What you have to do: Repeat the lines below verbatim, beginning with the line that contains "y-tick-label: 2.5 bbox=[30, 159, 61, 175]" and ending with the line that contains "legend-label: BH3 bbox=[433, 569, 475, 585]", including both of those lines.
[START Input for this task]
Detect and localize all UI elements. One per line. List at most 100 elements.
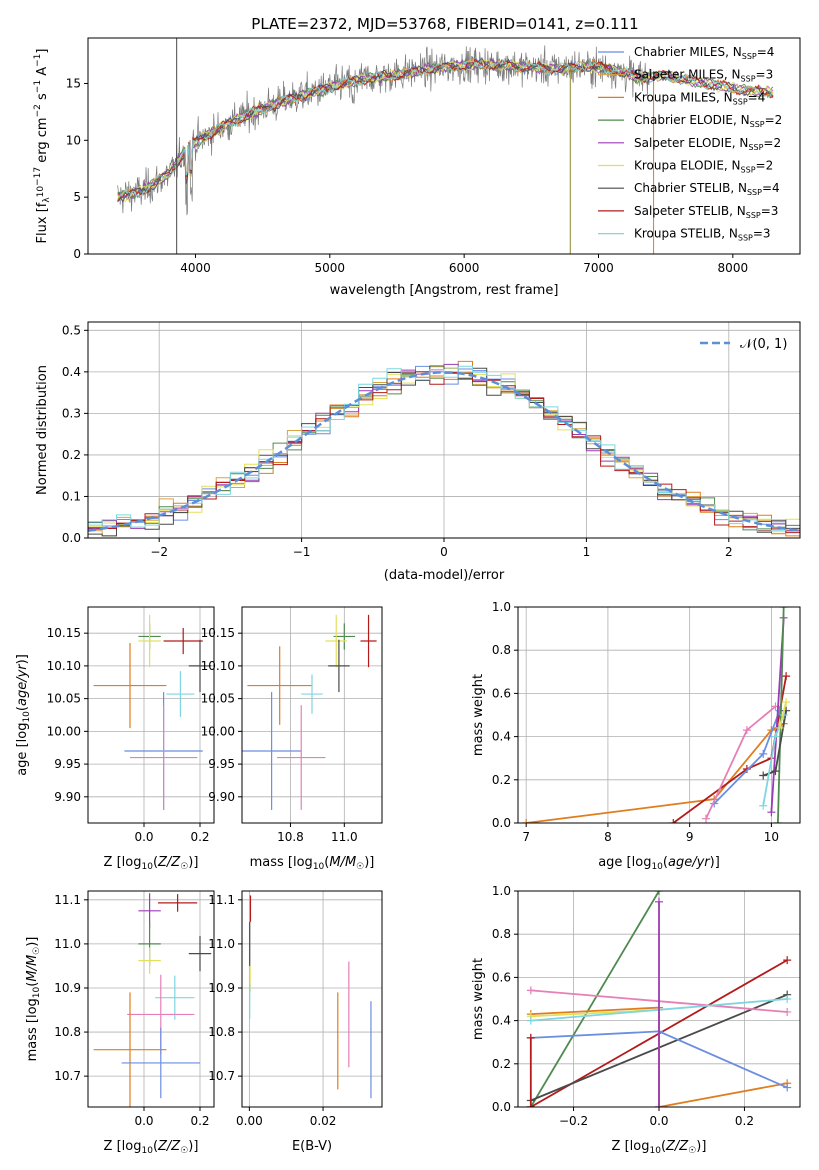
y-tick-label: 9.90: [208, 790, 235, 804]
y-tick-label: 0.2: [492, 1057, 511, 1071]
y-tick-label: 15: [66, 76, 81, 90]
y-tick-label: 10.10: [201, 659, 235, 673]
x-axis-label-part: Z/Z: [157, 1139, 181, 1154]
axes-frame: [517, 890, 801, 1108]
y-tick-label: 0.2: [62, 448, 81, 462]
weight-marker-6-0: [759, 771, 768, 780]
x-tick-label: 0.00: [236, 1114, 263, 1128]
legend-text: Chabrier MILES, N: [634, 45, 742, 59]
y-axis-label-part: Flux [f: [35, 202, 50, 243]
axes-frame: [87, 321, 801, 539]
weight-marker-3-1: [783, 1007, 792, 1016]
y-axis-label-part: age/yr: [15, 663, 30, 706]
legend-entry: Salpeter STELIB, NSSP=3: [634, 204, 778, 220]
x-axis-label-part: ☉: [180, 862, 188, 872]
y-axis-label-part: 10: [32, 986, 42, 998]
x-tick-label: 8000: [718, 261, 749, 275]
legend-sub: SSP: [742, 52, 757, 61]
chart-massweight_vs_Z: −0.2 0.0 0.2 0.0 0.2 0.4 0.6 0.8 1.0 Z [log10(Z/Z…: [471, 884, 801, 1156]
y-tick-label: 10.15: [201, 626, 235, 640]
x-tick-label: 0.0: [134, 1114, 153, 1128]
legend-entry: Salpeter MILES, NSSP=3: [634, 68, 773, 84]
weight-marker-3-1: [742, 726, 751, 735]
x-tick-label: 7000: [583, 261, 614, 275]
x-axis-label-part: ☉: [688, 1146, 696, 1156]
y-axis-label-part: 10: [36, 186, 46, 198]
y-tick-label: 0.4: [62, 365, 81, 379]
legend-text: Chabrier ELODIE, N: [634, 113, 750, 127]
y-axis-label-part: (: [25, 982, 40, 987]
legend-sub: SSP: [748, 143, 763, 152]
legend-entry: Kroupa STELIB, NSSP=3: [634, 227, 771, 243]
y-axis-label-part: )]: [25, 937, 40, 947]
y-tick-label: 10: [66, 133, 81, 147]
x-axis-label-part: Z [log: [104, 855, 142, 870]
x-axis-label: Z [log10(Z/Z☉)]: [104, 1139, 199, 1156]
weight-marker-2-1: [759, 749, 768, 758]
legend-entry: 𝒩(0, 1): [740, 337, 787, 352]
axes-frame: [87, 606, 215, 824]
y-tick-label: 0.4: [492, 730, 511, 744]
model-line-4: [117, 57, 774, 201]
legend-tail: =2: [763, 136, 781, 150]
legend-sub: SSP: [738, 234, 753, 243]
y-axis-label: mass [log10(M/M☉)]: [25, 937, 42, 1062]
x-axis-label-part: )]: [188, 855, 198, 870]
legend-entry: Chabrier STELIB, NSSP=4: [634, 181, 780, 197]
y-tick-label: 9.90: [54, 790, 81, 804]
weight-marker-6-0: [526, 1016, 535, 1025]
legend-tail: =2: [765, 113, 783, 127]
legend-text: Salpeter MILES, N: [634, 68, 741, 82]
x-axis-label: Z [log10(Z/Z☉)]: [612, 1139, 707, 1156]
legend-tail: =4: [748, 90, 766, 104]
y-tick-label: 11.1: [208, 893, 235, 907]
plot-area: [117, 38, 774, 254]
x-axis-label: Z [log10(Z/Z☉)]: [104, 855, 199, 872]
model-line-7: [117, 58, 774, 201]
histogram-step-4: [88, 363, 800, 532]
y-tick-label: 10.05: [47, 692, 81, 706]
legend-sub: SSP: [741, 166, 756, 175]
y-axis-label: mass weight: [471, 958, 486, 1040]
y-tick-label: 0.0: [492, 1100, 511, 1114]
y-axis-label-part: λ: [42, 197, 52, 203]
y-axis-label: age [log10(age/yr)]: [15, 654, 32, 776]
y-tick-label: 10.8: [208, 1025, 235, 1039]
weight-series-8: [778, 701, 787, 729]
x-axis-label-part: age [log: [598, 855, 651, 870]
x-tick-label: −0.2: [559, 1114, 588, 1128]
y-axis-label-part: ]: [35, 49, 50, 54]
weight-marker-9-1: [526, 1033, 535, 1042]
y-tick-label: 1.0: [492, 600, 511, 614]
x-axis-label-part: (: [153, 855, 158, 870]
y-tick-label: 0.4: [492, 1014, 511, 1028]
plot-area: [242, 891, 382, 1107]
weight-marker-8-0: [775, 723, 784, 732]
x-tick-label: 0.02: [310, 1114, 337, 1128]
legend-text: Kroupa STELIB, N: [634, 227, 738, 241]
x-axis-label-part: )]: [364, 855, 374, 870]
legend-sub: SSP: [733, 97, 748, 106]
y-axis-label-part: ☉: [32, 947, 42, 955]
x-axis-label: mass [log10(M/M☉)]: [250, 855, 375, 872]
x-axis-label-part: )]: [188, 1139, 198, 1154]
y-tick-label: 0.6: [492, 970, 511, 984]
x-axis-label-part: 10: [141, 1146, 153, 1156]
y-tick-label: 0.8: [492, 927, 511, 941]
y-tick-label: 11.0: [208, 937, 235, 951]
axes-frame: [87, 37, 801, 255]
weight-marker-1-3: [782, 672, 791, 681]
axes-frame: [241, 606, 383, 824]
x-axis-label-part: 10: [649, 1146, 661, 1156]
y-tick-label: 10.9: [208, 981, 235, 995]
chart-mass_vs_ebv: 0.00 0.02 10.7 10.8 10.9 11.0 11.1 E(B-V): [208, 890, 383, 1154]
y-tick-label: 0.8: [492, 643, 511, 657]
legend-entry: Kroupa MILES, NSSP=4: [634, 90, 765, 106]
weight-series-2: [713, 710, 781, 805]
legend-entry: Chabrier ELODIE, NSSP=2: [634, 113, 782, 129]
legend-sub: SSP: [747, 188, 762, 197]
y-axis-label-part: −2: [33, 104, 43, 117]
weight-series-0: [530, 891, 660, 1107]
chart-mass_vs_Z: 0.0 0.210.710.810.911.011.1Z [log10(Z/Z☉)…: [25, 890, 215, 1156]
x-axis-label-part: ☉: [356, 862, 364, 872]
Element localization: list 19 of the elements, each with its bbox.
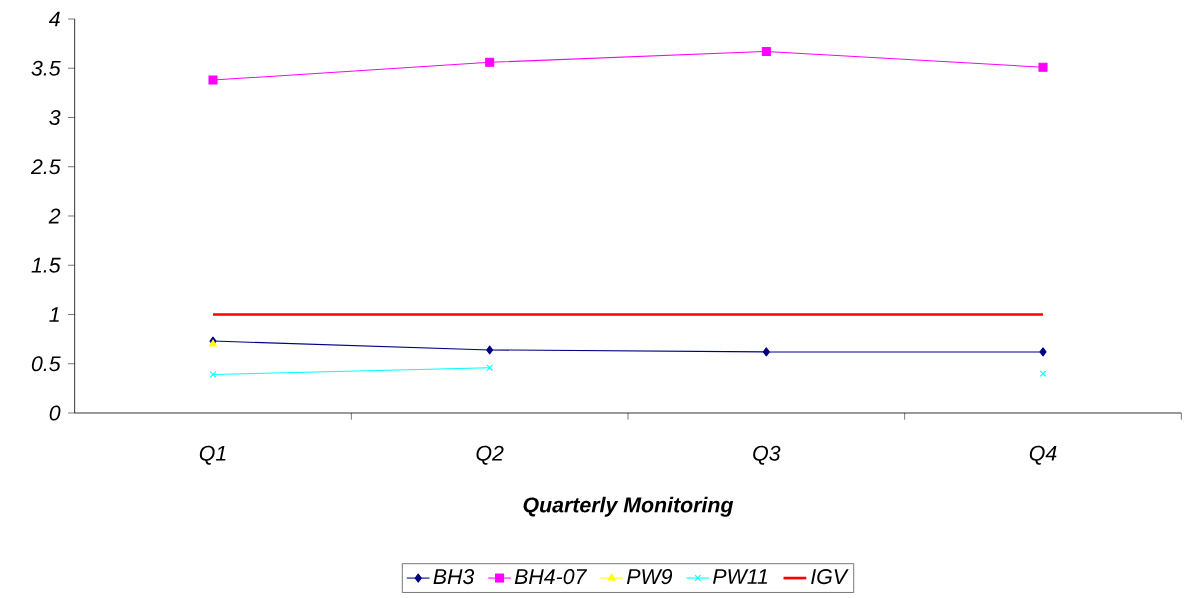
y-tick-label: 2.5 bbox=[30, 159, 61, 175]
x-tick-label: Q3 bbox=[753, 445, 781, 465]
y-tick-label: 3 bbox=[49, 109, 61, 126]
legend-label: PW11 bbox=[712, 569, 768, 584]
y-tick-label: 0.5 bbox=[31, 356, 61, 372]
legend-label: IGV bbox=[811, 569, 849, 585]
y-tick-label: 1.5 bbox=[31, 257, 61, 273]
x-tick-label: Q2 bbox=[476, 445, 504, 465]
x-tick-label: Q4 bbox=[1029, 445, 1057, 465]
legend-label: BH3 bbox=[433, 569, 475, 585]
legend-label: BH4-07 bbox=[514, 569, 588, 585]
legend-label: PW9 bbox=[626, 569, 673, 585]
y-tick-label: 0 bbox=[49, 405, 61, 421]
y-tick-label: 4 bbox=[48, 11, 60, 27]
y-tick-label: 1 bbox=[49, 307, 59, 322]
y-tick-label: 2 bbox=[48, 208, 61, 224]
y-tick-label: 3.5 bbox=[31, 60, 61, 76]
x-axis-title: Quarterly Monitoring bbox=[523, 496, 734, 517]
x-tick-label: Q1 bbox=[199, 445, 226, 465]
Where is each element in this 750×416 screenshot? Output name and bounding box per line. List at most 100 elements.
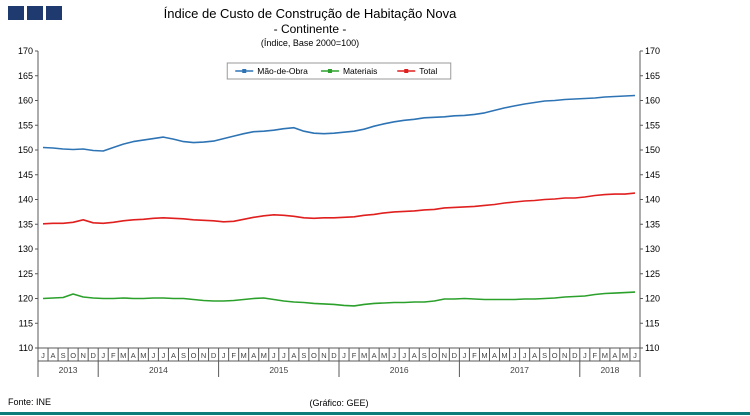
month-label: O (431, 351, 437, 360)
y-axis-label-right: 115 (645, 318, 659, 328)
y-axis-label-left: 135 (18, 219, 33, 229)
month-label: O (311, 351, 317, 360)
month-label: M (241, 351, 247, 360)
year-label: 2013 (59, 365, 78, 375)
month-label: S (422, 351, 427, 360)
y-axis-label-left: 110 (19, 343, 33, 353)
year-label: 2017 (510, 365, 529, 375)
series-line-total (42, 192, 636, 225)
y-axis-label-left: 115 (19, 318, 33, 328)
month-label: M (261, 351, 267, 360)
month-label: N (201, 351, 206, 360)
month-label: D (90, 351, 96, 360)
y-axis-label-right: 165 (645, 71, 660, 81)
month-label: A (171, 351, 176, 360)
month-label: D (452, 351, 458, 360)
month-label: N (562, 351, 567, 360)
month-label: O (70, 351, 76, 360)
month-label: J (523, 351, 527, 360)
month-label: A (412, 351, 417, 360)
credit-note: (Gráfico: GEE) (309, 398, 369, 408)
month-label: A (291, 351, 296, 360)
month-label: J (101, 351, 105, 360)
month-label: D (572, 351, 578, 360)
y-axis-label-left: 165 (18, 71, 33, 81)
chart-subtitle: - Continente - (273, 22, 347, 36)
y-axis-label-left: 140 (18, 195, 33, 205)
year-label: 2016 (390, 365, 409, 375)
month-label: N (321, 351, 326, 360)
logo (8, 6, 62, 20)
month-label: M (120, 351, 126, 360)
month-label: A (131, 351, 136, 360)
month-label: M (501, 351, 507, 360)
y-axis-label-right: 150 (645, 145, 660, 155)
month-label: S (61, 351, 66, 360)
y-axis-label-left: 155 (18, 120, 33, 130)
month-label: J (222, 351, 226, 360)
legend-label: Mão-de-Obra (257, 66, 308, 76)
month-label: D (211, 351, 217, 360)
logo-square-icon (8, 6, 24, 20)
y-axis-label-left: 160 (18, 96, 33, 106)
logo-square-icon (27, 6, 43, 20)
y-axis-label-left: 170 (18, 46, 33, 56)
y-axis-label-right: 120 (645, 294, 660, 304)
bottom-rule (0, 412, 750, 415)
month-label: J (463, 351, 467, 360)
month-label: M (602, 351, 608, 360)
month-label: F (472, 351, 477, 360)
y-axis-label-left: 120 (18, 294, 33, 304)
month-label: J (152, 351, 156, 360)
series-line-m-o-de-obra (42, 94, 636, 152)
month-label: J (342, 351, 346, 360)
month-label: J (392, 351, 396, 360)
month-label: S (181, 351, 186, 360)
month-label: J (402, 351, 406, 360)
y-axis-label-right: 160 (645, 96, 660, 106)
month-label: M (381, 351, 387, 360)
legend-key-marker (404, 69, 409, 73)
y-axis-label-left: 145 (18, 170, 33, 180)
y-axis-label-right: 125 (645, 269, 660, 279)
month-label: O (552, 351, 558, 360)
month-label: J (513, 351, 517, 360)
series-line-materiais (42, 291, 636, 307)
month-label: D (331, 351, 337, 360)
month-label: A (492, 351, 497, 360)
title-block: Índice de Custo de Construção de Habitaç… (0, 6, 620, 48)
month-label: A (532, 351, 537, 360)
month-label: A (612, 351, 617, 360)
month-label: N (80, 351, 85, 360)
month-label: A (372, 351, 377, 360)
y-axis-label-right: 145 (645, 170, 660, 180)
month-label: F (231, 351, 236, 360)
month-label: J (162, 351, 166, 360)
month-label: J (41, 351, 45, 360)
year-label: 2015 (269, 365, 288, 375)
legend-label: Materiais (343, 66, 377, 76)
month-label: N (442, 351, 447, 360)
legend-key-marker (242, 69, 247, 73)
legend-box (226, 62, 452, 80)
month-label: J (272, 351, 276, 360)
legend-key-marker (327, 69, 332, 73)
[END Input for this task]
Answer to the exercise:
y-tick-label: 2.5 bbox=[30, 159, 61, 175]
x-tick-label: Q3 bbox=[753, 445, 781, 465]
y-tick-label: 3 bbox=[49, 109, 61, 126]
legend-label: PW11 bbox=[712, 569, 768, 584]
y-tick-label: 0.5 bbox=[31, 356, 61, 372]
legend-label: IGV bbox=[811, 569, 849, 585]
y-tick-label: 1.5 bbox=[31, 257, 61, 273]
x-tick-label: Q2 bbox=[476, 445, 504, 465]
x-tick-label: Q4 bbox=[1029, 445, 1057, 465]
legend-label: BH3 bbox=[433, 569, 475, 585]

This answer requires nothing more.